##### Supplied material #####

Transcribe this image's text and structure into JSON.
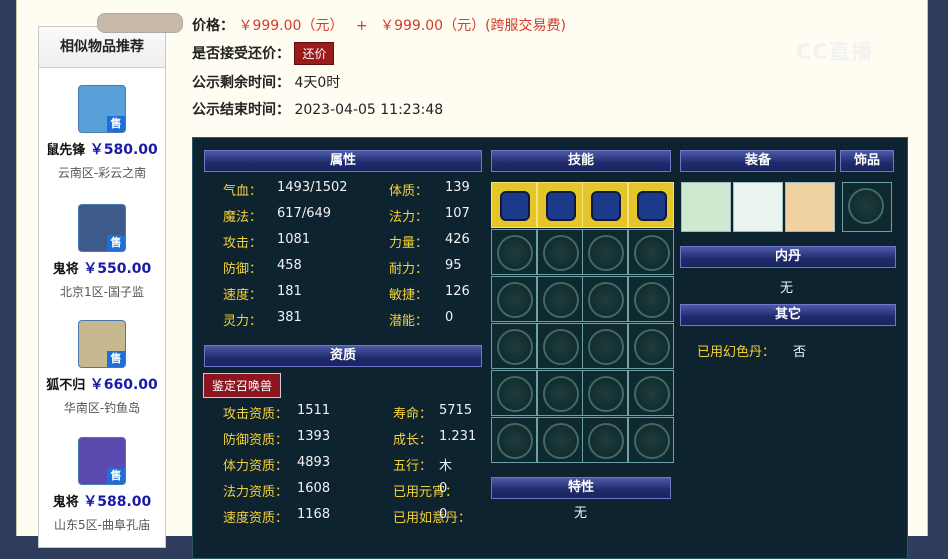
{
  "header": {
    "price_label": "价格：",
    "price_main": "￥999.00（元）",
    "price_plus": "+",
    "price_fee": "￥999.00（元）(跨服交易费)",
    "bargain_label": "是否接受还价：",
    "bargain_button": "还价",
    "remain_label": "公示剩余时间：",
    "remain_value": "4天0时",
    "end_label": "公示结束时间：",
    "end_value": "2023-04-05 11:23:48",
    "watermark": "CC直播"
  },
  "sidebar": {
    "title": "相似物品推荐",
    "sell_badge": "售",
    "items": [
      {
        "name": "鼠先锋",
        "price": "￥580.00",
        "server": "云南区-彩云之南",
        "color": "#5aa0d8"
      },
      {
        "name": "鬼将",
        "price": "￥550.00",
        "server": "北京1区-国子监",
        "color": "#3c5a8a"
      },
      {
        "name": "狐不归",
        "price": "￥660.00",
        "server": "华南区-钓鱼岛",
        "color": "#c8b890"
      },
      {
        "name": "鬼将",
        "price": "￥588.00",
        "server": "山东5区-曲阜孔庙",
        "color": "#5a4ab0"
      }
    ]
  },
  "pet": {
    "attributes_title": "属性",
    "attributes": [
      {
        "k": "气血：",
        "v": "1493/1502",
        "k2": "体质：",
        "v2": "139"
      },
      {
        "k": "魔法：",
        "v": "617/649",
        "k2": "法力：",
        "v2": "107"
      },
      {
        "k": "攻击：",
        "v": "1081",
        "k2": "力量：",
        "v2": "426"
      },
      {
        "k": "防御：",
        "v": "458",
        "k2": "耐力：",
        "v2": "95"
      },
      {
        "k": "速度：",
        "v": "181",
        "k2": "敏捷：",
        "v2": "126"
      },
      {
        "k": "灵力：",
        "v": "381",
        "k2": "潜能：",
        "v2": "0"
      }
    ],
    "aptitude_title": "资质",
    "identify_button": "鉴定召唤兽",
    "aptitudes": [
      {
        "k": "攻击资质：",
        "v": "1511",
        "k2": "寿命：",
        "v2": "5715"
      },
      {
        "k": "防御资质：",
        "v": "1393",
        "k2": "成长：",
        "v2": "1.231"
      },
      {
        "k": "体力资质：",
        "v": "4893",
        "k2": "五行：",
        "v2": "木"
      },
      {
        "k": "法力资质：",
        "v": "1608",
        "k2": "已用元宵：",
        "v2": "0"
      },
      {
        "k": "速度资质：",
        "v": "1168",
        "k2": "已用如意丹：",
        "v2": "0"
      }
    ],
    "skills_title": "技能",
    "features_title": "特性",
    "features_value": "无",
    "equip_title": "装备",
    "accessory_title": "饰品",
    "neidan_title": "内丹",
    "neidan_value": "无",
    "other_title": "其它",
    "other_label": "已用幻色丹：",
    "other_value": "否"
  }
}
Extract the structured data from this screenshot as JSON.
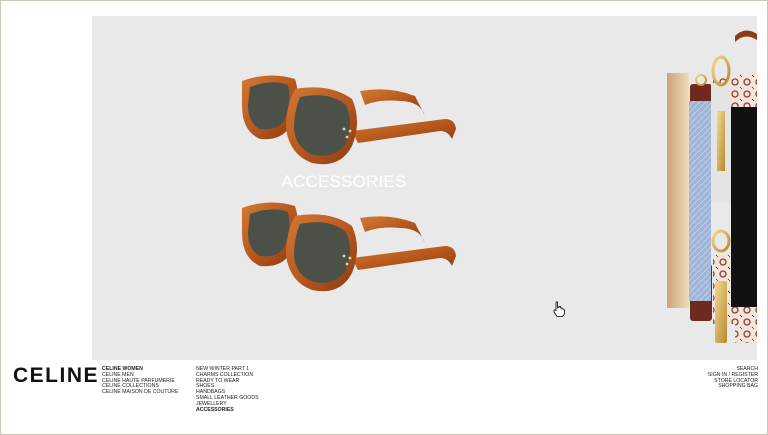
{
  "hero": {
    "title": "ACCESSORIES"
  },
  "logo": "CELINE",
  "nav_primary": [
    {
      "label": "CELINE WOMEN",
      "active": true
    },
    {
      "label": "CELINE MEN",
      "active": false
    },
    {
      "label": "CELINE HAUTE PARFUMERIE",
      "active": false
    },
    {
      "label": "CELINE COLLECTIONS",
      "active": false
    },
    {
      "label": "CELINE MAISON DE COUTURE",
      "active": false
    }
  ],
  "nav_secondary": [
    {
      "label": "NEW WINTER PART 1",
      "active": false
    },
    {
      "label": "CHARMS COLLECTION",
      "active": false
    },
    {
      "label": "READY TO WEAR",
      "active": false
    },
    {
      "label": "SHOES",
      "active": false
    },
    {
      "label": "HANDBAGS",
      "active": false
    },
    {
      "label": "SMALL LEATHER GOODS",
      "active": false
    },
    {
      "label": "JEWELLERY",
      "active": false
    },
    {
      "label": "ACCESSORIES",
      "active": true
    }
  ],
  "nav_utility": [
    {
      "label": "SEARCH"
    },
    {
      "label": "SIGN IN / REGISTER"
    },
    {
      "label": "STORE LOCATOR"
    },
    {
      "label": "SHOPPING BAG"
    }
  ],
  "colors": {
    "hero_bg": "#e9e9e9",
    "tortoise": "#b8591e",
    "lens": "#4b5148",
    "canvas_bg": "#f1e5dc",
    "canvas_pattern": "#9b3a2a",
    "gold": "#c9a24a",
    "denim": "#9fb4d6",
    "black": "#111111"
  },
  "icons": [
    "hand-cursor-icon"
  ]
}
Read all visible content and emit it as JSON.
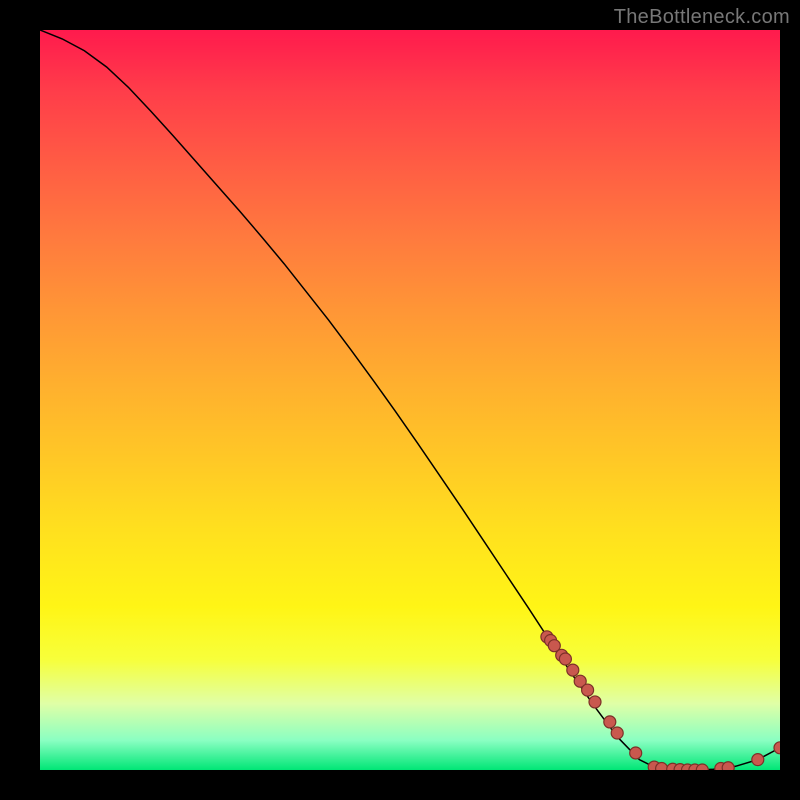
{
  "watermark": "TheBottleneck.com",
  "chart_data": {
    "type": "line",
    "title": "",
    "xlabel": "",
    "ylabel": "",
    "xlim": [
      0,
      100
    ],
    "ylim": [
      0,
      100
    ],
    "grid": false,
    "curve_x": [
      0,
      3,
      6,
      9,
      12,
      15,
      18,
      21,
      24,
      27,
      30,
      33,
      36,
      39,
      42,
      45,
      48,
      51,
      54,
      57,
      60,
      63,
      66,
      69,
      72,
      75,
      78,
      81,
      83,
      85,
      87,
      89,
      91,
      94,
      97,
      100
    ],
    "curve_y": [
      100.0,
      98.8,
      97.2,
      95.0,
      92.2,
      89.0,
      85.7,
      82.3,
      78.9,
      75.5,
      72.0,
      68.4,
      64.6,
      60.8,
      56.8,
      52.7,
      48.5,
      44.2,
      39.8,
      35.4,
      30.9,
      26.4,
      21.9,
      17.3,
      12.8,
      8.5,
      4.5,
      1.4,
      0.4,
      0.1,
      0.0,
      0.0,
      0.1,
      0.5,
      1.4,
      3.0
    ],
    "points_x": [
      68.5,
      69.0,
      69.5,
      70.5,
      71.0,
      72.0,
      73.0,
      74.0,
      75.0,
      77.0,
      78.0,
      80.5,
      83.0,
      84.0,
      85.5,
      86.5,
      87.5,
      88.5,
      89.5,
      92.0,
      93.0,
      97.0,
      100.0
    ],
    "points_y": [
      18.0,
      17.5,
      16.8,
      15.5,
      15.0,
      13.5,
      12.0,
      10.8,
      9.2,
      6.5,
      5.0,
      2.3,
      0.4,
      0.2,
      0.1,
      0.05,
      0.0,
      0.0,
      0.0,
      0.2,
      0.3,
      1.4,
      3.0
    ]
  }
}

#####

▶ _Task to carry out_
All of the entries need to be transcribed word for word; pictures are left out.

▶ _Result_
Transcribe this image's text and structure into JSON.
{
  "header": {
    "price_label": "价格：",
    "price_main": "￥999.00（元）",
    "price_plus": "+",
    "price_fee": "￥999.00（元）(跨服交易费)",
    "bargain_label": "是否接受还价：",
    "bargain_button": "还价",
    "remain_label": "公示剩余时间：",
    "remain_value": "4天0时",
    "end_label": "公示结束时间：",
    "end_value": "2023-04-05 11:23:48",
    "watermark": "CC直播"
  },
  "sidebar": {
    "title": "相似物品推荐",
    "sell_badge": "售",
    "items": [
      {
        "name": "鼠先锋",
        "price": "￥580.00",
        "server": "云南区-彩云之南",
        "color": "#5aa0d8"
      },
      {
        "name": "鬼将",
        "price": "￥550.00",
        "server": "北京1区-国子监",
        "color": "#3c5a8a"
      },
      {
        "name": "狐不归",
        "price": "￥660.00",
        "server": "华南区-钓鱼岛",
        "color": "#c8b890"
      },
      {
        "name": "鬼将",
        "price": "￥588.00",
        "server": "山东5区-曲阜孔庙",
        "color": "#5a4ab0"
      }
    ]
  },
  "pet": {
    "attributes_title": "属性",
    "attributes": [
      {
        "k": "气血：",
        "v": "1493/1502",
        "k2": "体质：",
        "v2": "139"
      },
      {
        "k": "魔法：",
        "v": "617/649",
        "k2": "法力：",
        "v2": "107"
      },
      {
        "k": "攻击：",
        "v": "1081",
        "k2": "力量：",
        "v2": "426"
      },
      {
        "k": "防御：",
        "v": "458",
        "k2": "耐力：",
        "v2": "95"
      },
      {
        "k": "速度：",
        "v": "181",
        "k2": "敏捷：",
        "v2": "126"
      },
      {
        "k": "灵力：",
        "v": "381",
        "k2": "潜能：",
        "v2": "0"
      }
    ],
    "aptitude_title": "资质",
    "identify_button": "鉴定召唤兽",
    "aptitudes": [
      {
        "k": "攻击资质：",
        "v": "1511",
        "k2": "寿命：",
        "v2": "5715"
      },
      {
        "k": "防御资质：",
        "v": "1393",
        "k2": "成长：",
        "v2": "1.231"
      },
      {
        "k": "体力资质：",
        "v": "4893",
        "k2": "五行：",
        "v2": "木"
      },
      {
        "k": "法力资质：",
        "v": "1608",
        "k2": "已用元宵：",
        "v2": "0"
      },
      {
        "k": "速度资质：",
        "v": "1168",
        "k2": "已用如意丹：",
        "v2": "0"
      }
    ],
    "skills_title": "技能",
    "features_title": "特性",
    "features_value": "无",
    "equip_title": "装备",
    "accessory_title": "饰品",
    "neidan_title": "内丹",
    "neidan_value": "无",
    "other_title": "其它",
    "other_label": "已用幻色丹：",
    "other_value": "否"
  }
}
Extract the structured data from this screenshot as JSON.
{
  "hero": {
    "title": "ACCESSORIES"
  },
  "logo": "CELINE",
  "nav_primary": [
    {
      "label": "CELINE WOMEN",
      "active": true
    },
    {
      "label": "CELINE MEN",
      "active": false
    },
    {
      "label": "CELINE HAUTE PARFUMERIE",
      "active": false
    },
    {
      "label": "CELINE COLLECTIONS",
      "active": false
    },
    {
      "label": "CELINE MAISON DE COUTURE",
      "active": false
    }
  ],
  "nav_secondary": [
    {
      "label": "NEW WINTER PART 1",
      "active": false
    },
    {
      "label": "CHARMS COLLECTION",
      "active": false
    },
    {
      "label": "READY TO WEAR",
      "active": false
    },
    {
      "label": "SHOES",
      "active": false
    },
    {
      "label": "HANDBAGS",
      "active": false
    },
    {
      "label": "SMALL LEATHER GOODS",
      "active": false
    },
    {
      "label": "JEWELLERY",
      "active": false
    },
    {
      "label": "ACCESSORIES",
      "active": true
    }
  ],
  "nav_utility": [
    {
      "label": "SEARCH"
    },
    {
      "label": "SIGN IN / REGISTER"
    },
    {
      "label": "STORE LOCATOR"
    },
    {
      "label": "SHOPPING BAG"
    }
  ],
  "colors": {
    "hero_bg": "#e9e9e9",
    "tortoise": "#b8591e",
    "lens": "#4b5148",
    "canvas_bg": "#f1e5dc",
    "canvas_pattern": "#9b3a2a",
    "gold": "#c9a24a",
    "denim": "#9fb4d6",
    "black": "#111111"
  },
  "icons": [
    "hand-cursor-icon"
  ]
}
Read all visible content and emit it as JSON.
{
  "watermark": "TheBottleneck.com",
  "chart_data": {
    "type": "line",
    "title": "",
    "xlabel": "",
    "ylabel": "",
    "xlim": [
      0,
      100
    ],
    "ylim": [
      0,
      100
    ],
    "grid": false,
    "curve_x": [
      0,
      3,
      6,
      9,
      12,
      15,
      18,
      21,
      24,
      27,
      30,
      33,
      36,
      39,
      42,
      45,
      48,
      51,
      54,
      57,
      60,
      63,
      66,
      69,
      72,
      75,
      78,
      81,
      83,
      85,
      87,
      89,
      91,
      94,
      97,
      100
    ],
    "curve_y": [
      100.0,
      98.8,
      97.2,
      95.0,
      92.2,
      89.0,
      85.7,
      82.3,
      78.9,
      75.5,
      72.0,
      68.4,
      64.6,
      60.8,
      56.8,
      52.7,
      48.5,
      44.2,
      39.8,
      35.4,
      30.9,
      26.4,
      21.9,
      17.3,
      12.8,
      8.5,
      4.5,
      1.4,
      0.4,
      0.1,
      0.0,
      0.0,
      0.1,
      0.5,
      1.4,
      3.0
    ],
    "points_x": [
      68.5,
      69.0,
      69.5,
      70.5,
      71.0,
      72.0,
      73.0,
      74.0,
      75.0,
      77.0,
      78.0,
      80.5,
      83.0,
      84.0,
      85.5,
      86.5,
      87.5,
      88.5,
      89.5,
      92.0,
      93.0,
      97.0,
      100.0
    ],
    "points_y": [
      18.0,
      17.5,
      16.8,
      15.5,
      15.0,
      13.5,
      12.0,
      10.8,
      9.2,
      6.5,
      5.0,
      2.3,
      0.4,
      0.2,
      0.1,
      0.05,
      0.0,
      0.0,
      0.0,
      0.2,
      0.3,
      1.4,
      3.0
    ]
  }
}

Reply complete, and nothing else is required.